* Stated goal: Scan the material for the word "нужд", and copy each line where it shows up.

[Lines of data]
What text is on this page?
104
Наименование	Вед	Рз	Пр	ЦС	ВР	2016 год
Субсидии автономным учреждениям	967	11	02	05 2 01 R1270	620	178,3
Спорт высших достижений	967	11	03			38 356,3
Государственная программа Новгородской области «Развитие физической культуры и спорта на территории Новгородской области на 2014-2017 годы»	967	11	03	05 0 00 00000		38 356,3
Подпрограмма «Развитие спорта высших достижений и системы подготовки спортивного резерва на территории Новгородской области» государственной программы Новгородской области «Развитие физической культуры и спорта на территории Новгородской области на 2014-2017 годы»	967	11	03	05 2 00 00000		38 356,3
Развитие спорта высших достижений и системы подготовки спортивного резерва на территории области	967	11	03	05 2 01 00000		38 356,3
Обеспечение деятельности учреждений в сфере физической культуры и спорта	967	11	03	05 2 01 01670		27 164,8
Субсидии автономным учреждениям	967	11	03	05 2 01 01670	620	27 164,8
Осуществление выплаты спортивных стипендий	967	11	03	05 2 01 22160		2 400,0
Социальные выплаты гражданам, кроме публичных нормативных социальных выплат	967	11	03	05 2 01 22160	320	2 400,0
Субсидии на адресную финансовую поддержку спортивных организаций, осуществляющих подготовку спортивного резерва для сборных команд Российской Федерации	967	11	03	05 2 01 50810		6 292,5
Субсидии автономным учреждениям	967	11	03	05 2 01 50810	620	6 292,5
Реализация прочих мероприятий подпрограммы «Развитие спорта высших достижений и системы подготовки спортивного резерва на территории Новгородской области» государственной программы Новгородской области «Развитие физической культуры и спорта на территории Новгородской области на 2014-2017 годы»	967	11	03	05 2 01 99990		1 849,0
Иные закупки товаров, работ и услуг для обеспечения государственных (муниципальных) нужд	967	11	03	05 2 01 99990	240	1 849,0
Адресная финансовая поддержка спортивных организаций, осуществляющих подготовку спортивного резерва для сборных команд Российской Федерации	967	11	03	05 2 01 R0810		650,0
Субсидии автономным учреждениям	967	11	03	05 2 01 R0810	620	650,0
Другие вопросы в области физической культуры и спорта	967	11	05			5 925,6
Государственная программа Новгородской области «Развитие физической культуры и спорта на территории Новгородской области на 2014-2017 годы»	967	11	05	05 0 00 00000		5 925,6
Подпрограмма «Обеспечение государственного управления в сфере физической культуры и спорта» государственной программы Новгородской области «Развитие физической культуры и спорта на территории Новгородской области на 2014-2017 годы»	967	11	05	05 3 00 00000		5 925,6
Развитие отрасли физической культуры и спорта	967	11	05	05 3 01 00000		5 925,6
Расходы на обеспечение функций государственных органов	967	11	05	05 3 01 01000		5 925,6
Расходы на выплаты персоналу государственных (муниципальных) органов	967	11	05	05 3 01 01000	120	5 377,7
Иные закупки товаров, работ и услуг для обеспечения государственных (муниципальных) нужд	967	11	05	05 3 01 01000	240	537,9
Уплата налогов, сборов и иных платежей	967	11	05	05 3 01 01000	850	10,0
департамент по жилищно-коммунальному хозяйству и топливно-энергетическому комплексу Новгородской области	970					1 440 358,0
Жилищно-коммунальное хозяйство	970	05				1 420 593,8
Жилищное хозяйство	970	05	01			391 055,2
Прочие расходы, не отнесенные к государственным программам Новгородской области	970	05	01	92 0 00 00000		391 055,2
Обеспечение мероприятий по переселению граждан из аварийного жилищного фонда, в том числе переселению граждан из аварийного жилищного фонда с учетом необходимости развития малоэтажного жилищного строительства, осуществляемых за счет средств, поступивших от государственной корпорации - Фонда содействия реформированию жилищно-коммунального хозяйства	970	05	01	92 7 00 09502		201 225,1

* Solution to this exercise:
Иные закупки товаров, работ и услуг для обеспечения государственных (муниципальных) нужд	967	11	03	05 2 01 99990	240	1 849,0
Иные закупки товаров, работ и услуг для обеспечения государственных (муниципальных) нужд	967	11	05	05 3 01 01000	240	537,9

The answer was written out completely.